■ Exercise aim ■
Count how many lines of the data include "Cover". The answer is that number and nothing else.

[Items listed in a dataset]
________________________________________
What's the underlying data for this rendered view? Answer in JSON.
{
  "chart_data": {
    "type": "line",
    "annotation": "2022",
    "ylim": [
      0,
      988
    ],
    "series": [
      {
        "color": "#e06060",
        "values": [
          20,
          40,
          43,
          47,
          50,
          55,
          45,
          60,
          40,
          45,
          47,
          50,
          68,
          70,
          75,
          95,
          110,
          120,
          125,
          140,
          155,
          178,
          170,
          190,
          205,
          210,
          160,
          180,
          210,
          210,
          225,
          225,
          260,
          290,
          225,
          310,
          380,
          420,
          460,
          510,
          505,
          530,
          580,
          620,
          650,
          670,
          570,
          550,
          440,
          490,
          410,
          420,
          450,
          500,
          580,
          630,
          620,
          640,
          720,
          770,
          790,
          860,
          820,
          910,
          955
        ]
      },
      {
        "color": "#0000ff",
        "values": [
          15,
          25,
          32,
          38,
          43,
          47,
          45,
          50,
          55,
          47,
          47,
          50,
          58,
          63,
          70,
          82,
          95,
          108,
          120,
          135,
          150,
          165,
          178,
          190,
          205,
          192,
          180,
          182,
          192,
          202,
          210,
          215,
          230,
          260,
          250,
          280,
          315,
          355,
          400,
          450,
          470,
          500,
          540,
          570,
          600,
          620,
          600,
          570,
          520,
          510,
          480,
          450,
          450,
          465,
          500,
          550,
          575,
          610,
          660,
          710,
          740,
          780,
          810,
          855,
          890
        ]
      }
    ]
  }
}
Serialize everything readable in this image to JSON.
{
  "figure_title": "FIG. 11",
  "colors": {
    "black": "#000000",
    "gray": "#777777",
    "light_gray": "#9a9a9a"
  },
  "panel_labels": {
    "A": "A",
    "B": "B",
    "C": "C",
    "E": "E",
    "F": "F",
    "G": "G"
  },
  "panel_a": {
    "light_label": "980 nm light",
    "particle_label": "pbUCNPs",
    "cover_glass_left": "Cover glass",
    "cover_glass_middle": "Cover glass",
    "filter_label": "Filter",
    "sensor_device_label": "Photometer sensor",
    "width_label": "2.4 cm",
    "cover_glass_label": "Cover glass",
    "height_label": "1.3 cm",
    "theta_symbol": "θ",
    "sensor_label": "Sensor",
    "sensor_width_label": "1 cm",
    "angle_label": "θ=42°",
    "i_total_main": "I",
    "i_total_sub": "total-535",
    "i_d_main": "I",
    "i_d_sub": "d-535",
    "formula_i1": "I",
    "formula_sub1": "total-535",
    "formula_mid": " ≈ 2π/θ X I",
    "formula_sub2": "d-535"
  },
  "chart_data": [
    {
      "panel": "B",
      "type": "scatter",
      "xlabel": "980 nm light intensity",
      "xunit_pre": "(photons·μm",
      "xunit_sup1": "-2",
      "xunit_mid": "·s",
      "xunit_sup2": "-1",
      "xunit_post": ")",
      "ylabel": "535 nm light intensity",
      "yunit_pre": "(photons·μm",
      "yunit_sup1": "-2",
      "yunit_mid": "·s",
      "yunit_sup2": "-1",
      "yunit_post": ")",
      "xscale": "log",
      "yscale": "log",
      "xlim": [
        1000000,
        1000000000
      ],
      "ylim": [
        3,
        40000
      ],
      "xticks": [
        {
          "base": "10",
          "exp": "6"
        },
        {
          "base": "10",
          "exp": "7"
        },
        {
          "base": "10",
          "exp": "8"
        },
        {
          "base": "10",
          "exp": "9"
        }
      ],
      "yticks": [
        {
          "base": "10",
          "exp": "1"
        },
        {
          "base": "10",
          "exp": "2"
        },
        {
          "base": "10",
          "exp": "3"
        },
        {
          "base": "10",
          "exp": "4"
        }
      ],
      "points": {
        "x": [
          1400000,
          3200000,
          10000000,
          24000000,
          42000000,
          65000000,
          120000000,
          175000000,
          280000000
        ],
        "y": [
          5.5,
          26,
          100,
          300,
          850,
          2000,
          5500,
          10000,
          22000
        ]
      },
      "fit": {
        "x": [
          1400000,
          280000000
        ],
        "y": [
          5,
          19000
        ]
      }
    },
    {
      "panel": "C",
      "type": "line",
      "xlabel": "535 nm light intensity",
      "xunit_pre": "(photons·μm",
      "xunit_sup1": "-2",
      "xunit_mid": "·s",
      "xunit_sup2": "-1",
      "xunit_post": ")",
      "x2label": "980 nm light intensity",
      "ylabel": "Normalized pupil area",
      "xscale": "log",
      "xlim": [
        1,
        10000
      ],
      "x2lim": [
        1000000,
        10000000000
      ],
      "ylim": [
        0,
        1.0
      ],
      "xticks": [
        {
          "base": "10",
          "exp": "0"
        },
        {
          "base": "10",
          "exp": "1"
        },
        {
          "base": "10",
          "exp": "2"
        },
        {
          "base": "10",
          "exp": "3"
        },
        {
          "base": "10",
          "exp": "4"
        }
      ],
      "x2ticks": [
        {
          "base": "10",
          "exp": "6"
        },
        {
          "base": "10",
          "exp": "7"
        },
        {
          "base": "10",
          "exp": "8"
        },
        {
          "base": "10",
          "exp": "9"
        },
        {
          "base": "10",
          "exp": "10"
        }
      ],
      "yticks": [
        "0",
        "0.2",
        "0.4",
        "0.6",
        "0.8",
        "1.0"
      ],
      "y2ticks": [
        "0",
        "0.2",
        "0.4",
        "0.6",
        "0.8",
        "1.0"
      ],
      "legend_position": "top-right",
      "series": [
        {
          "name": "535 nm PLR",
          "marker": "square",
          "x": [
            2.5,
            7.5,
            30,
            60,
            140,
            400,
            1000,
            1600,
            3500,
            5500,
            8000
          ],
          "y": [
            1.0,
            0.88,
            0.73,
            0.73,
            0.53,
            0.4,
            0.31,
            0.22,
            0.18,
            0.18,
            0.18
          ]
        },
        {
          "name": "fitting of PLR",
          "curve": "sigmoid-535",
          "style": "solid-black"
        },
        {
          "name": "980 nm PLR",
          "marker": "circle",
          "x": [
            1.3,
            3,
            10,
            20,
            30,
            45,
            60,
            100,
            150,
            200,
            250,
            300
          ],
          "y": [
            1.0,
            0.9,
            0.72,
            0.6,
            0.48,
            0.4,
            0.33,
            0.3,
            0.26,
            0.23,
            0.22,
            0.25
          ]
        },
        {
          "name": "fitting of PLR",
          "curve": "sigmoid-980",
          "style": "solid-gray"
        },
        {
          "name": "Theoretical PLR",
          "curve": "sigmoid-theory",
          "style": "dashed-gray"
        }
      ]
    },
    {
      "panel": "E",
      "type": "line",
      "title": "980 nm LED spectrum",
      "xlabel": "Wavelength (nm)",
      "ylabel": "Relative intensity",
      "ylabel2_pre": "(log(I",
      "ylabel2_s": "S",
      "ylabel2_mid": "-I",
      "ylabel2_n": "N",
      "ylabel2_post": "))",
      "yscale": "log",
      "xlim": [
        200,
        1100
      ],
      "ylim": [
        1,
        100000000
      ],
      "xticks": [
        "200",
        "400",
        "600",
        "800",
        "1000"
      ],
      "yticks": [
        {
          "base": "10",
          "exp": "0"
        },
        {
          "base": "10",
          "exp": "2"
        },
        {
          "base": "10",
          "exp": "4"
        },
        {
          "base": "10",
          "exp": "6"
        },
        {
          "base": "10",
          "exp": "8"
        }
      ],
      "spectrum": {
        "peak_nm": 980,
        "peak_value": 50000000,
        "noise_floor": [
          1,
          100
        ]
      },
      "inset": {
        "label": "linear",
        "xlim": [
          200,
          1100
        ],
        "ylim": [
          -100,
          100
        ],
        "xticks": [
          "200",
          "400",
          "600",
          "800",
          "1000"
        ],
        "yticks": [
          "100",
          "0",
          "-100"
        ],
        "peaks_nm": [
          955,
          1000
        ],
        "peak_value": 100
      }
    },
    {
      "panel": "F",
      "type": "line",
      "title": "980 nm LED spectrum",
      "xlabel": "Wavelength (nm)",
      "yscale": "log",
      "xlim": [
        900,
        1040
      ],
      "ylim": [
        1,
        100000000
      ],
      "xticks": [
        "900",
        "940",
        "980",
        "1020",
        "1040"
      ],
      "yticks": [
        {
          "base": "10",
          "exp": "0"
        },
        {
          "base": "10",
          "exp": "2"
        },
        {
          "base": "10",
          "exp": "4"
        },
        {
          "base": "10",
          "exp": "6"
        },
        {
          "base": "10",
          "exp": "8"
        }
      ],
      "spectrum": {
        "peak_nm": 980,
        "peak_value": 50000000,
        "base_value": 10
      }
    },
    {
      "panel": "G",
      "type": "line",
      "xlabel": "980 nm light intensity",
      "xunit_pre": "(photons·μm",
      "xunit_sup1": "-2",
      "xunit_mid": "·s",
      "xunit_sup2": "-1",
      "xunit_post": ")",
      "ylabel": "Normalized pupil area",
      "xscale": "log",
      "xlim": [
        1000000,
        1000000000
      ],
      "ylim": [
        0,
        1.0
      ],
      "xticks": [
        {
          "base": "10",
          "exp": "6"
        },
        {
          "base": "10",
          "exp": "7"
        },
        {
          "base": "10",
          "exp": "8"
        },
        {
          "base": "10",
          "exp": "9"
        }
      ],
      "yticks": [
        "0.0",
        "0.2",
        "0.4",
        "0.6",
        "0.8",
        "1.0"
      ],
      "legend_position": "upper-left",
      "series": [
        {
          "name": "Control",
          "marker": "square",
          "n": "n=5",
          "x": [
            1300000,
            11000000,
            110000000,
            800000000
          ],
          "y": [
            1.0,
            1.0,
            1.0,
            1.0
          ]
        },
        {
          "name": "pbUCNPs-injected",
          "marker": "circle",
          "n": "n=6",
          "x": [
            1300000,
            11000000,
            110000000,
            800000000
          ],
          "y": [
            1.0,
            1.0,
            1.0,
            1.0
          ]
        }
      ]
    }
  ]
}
________________________________________
■ Task answer ■
3